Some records
· · ·

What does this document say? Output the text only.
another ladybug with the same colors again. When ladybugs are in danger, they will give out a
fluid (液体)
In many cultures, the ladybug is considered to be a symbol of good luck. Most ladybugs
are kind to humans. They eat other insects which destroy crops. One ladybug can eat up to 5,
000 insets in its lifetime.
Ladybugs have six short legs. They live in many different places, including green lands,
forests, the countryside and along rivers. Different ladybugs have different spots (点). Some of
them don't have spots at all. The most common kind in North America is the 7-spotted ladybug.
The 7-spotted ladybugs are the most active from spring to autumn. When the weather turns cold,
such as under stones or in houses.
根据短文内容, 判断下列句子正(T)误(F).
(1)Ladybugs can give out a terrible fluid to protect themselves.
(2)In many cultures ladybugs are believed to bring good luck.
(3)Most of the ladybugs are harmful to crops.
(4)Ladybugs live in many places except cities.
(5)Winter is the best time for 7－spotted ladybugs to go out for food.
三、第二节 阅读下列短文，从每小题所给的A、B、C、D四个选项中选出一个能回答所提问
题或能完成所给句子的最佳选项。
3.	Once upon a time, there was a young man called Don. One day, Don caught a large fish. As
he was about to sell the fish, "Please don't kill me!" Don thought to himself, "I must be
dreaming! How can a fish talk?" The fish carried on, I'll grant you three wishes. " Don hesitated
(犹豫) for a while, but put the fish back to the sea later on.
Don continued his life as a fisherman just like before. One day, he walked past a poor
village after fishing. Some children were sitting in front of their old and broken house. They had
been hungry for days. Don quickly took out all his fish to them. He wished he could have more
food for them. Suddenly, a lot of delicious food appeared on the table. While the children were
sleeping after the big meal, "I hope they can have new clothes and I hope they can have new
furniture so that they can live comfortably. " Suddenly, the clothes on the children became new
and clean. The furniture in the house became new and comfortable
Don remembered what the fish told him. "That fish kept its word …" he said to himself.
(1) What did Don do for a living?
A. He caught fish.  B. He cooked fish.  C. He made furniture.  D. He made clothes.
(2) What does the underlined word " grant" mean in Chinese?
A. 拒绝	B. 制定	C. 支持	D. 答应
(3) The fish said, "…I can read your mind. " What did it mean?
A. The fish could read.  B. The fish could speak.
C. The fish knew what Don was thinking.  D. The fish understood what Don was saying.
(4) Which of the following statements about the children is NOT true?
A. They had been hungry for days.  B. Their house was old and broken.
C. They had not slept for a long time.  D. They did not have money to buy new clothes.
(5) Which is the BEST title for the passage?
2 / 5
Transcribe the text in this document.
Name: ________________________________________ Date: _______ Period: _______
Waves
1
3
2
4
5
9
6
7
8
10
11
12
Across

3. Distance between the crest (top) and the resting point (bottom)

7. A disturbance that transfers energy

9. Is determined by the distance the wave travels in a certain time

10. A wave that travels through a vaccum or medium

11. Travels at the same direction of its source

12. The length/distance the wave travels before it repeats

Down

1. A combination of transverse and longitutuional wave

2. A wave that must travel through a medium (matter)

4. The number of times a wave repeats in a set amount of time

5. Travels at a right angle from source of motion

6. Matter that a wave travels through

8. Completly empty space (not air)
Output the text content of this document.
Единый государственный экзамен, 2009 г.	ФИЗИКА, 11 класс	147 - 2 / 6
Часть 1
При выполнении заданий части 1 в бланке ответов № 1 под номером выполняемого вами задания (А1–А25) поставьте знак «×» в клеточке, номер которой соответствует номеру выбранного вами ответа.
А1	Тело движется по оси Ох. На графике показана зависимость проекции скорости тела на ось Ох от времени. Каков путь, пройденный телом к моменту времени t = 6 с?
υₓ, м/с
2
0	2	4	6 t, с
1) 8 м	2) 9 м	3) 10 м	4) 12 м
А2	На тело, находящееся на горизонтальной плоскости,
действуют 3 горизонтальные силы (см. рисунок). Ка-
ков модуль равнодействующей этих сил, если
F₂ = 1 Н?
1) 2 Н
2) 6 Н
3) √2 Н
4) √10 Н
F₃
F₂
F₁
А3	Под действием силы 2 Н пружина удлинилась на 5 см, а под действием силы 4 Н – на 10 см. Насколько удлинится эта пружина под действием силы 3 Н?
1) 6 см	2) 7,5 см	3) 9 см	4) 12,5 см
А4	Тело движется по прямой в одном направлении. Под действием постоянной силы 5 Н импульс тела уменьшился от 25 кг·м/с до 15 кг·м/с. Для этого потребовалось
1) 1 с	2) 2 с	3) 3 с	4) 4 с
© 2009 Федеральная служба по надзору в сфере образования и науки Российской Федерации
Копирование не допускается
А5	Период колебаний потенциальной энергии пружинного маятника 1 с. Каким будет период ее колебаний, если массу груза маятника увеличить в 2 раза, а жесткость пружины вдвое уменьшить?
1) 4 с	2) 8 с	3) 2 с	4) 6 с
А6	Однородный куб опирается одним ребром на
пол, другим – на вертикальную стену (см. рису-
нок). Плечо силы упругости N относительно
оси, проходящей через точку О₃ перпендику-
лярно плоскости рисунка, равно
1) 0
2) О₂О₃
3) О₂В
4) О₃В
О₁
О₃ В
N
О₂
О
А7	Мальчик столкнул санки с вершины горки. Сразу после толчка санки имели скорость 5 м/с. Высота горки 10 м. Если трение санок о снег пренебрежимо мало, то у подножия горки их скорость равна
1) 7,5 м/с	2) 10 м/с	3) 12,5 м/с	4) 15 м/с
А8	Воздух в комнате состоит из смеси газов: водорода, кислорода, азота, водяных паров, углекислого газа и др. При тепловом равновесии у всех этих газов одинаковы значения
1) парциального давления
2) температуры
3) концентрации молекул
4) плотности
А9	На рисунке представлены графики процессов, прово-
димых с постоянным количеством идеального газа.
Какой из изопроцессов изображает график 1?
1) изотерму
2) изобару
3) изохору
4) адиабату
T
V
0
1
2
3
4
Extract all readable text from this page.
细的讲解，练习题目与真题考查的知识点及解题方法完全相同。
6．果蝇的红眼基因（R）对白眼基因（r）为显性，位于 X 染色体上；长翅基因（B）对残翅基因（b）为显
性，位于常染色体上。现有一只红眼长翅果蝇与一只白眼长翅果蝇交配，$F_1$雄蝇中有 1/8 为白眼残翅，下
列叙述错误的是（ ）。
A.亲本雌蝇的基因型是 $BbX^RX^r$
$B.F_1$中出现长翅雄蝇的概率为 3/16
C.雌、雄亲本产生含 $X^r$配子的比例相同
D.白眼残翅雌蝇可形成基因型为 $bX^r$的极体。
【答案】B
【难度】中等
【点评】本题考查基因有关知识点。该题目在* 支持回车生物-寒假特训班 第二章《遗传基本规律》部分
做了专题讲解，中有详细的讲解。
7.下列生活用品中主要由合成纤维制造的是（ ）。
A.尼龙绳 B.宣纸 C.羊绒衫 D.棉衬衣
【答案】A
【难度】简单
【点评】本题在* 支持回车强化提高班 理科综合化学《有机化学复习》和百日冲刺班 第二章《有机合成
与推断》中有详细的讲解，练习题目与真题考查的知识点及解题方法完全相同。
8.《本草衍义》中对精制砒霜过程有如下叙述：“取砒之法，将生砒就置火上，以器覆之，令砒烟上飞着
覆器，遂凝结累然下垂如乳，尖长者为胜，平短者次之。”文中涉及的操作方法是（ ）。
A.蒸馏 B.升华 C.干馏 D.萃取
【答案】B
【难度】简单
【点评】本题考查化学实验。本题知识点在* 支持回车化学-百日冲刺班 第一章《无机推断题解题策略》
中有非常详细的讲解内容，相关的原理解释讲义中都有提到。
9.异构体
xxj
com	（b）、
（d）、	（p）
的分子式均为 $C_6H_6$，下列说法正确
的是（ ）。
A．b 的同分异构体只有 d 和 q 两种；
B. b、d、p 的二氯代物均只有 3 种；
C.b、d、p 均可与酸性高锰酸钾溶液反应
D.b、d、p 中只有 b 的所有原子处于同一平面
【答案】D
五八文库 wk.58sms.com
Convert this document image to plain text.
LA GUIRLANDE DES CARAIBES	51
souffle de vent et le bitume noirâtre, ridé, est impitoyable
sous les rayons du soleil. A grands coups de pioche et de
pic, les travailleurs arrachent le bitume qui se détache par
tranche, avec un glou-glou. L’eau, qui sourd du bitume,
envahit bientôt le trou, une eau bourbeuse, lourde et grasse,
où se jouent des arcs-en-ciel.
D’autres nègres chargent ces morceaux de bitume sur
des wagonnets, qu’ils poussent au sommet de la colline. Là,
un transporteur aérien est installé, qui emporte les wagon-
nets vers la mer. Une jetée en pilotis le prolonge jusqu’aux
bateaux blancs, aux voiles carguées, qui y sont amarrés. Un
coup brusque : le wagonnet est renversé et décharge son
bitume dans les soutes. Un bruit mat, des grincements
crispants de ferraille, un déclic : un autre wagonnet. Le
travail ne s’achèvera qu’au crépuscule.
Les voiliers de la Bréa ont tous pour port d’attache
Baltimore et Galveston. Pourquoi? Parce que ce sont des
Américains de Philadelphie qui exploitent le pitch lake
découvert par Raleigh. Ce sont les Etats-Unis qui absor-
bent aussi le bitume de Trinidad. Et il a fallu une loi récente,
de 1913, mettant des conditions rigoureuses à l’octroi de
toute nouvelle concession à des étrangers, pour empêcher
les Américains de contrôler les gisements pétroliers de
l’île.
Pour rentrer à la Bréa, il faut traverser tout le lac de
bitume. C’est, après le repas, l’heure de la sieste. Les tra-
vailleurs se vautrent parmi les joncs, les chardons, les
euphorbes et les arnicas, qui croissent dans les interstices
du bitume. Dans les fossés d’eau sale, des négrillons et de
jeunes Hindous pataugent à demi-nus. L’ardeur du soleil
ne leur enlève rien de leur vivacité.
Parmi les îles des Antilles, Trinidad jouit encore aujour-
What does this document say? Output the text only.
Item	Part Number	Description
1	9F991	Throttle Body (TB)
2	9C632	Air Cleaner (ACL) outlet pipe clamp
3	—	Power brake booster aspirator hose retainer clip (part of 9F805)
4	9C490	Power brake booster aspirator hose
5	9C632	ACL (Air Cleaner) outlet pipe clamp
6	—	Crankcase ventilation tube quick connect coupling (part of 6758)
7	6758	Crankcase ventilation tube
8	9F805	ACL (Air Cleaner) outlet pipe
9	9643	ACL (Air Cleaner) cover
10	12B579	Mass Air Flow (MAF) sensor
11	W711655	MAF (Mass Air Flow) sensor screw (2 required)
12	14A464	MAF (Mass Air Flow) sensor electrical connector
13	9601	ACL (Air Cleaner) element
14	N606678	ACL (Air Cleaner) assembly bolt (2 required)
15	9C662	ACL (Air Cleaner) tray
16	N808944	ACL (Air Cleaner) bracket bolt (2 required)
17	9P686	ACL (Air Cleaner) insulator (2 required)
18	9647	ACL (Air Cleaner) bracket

· · ·

WHAT IS EXPECTED »
In the material above, how many lines hold the word "give"? Say only the number.

RESPONSE TO THIS TASK »
2